◆ Problem details: Reproduce verbatim the portion of the Peters plus syndrome passage from "A severe prenatal" up to and including "[Aubertin et al, submitted].".

Congenital hypothyroidism, reported in two children with features suggestive of Peters plus syndrome and subsequently described in another affected individual [Kosaki et al 2006]
Conductive hearing loss, variably present in association with cleft palate but not otherwise a major feature
Prenatal complications. The clinical spectrum appears to include nonviable conceptuses. Several authors have observed an increased rate of miscarriage and stillbirth among mothers of affected children [van Schooneveld et al 1984, Hennekam et al 1993, Thompson et al 1993]. Published prenatal data suggest that 37% of couples with a child with Peters plus syndrome have recurrent (≥2) miscarriages and/or stillbirths.
Polyhydramnios occurred in 18.6% of pregnancies of affected children.
A severe prenatal presentation of apparent Peters plus syndrome involving chylothorax, hydrops fetalis, and glomerulocystic kidneys has been observed in an individual who did not have a mutation in B3GALTL [Aubertin et al, submitted].
Mortality. Death in early infancy from cardiac failure or undetermined causes has been reported [de Almeida et al 1991; Frydman et al 1991; Lacombe et al 1994; Aubertin et al, submitted].
No genotype-phenotype correlation has yet been demonstrated.
Alternate terms for Peters plus syndrome have included Krause-Kivlin syndrome and Krause-van Schooneveld-Kivlin syndrome.
Krause et al [1969] first described a single individual with the association of Peters' anomaly, disproportionate short stature, and mental retardation.
van Schooneveld et al [1984] reported 11 individuals with these features and first proposed the term "Peters'-plus syndrome."
Kivlin et al [1986] described two additional patients, referencing Krause's initial patient.
For some time, the Krause-Kivlin syndrome and Peters plus syndrome were thought to be separate entities, despite the observation by several authors of striking similarities among the persons reported [Frydman et al 1991, de Almeida et al 1991]. Following the extensive review of the literature and proposal of Thompson et al [1993] that these conditions represent the same disorder, the convention has been to use the term Peters plus syndrome.

◆ Data listing:
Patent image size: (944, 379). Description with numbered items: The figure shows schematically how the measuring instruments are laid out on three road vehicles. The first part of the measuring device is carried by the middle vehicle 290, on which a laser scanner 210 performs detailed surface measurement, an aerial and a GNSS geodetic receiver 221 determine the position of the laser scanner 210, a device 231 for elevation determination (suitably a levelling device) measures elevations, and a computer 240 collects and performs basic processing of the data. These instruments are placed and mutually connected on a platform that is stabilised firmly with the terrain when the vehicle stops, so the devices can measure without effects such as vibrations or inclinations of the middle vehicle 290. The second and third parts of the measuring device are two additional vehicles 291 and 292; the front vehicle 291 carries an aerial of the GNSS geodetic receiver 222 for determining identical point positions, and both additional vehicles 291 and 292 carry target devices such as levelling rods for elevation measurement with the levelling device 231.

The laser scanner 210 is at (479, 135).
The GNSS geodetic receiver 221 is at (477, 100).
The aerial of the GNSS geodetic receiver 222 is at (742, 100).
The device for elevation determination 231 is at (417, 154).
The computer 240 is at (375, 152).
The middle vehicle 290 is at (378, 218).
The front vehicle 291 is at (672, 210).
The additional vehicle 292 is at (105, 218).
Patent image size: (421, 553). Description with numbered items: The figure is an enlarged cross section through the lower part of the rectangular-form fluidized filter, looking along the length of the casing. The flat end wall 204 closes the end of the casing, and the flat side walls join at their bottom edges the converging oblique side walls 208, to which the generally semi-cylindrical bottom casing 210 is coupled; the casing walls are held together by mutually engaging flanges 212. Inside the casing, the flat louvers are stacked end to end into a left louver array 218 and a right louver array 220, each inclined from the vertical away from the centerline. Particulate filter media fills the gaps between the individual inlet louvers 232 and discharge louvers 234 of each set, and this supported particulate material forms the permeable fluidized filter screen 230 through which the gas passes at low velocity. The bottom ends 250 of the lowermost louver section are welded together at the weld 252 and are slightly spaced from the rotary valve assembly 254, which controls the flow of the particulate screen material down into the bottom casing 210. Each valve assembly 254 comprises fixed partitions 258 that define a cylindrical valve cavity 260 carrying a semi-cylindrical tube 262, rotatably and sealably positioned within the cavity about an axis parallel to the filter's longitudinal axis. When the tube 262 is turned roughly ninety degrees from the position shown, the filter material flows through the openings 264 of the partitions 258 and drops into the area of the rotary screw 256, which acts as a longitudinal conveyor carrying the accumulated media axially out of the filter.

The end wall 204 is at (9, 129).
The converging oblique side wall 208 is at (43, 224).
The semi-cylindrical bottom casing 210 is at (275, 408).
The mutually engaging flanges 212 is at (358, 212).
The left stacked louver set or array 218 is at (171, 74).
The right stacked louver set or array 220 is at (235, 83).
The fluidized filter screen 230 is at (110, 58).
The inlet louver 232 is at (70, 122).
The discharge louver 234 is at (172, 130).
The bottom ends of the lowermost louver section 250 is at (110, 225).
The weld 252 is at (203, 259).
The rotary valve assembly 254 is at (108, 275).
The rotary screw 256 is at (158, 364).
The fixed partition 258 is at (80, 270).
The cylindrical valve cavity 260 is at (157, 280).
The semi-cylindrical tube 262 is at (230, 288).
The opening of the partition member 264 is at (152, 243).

◆ Response to this exercise:
A severe prenatal presentation of apparent Peters plus syndrome involving chylothorax, hydrops fetalis, and glomerulocystic kidneys has been observed in an individual who did not have a mutation in B3GALTL [Aubertin et al, submitted].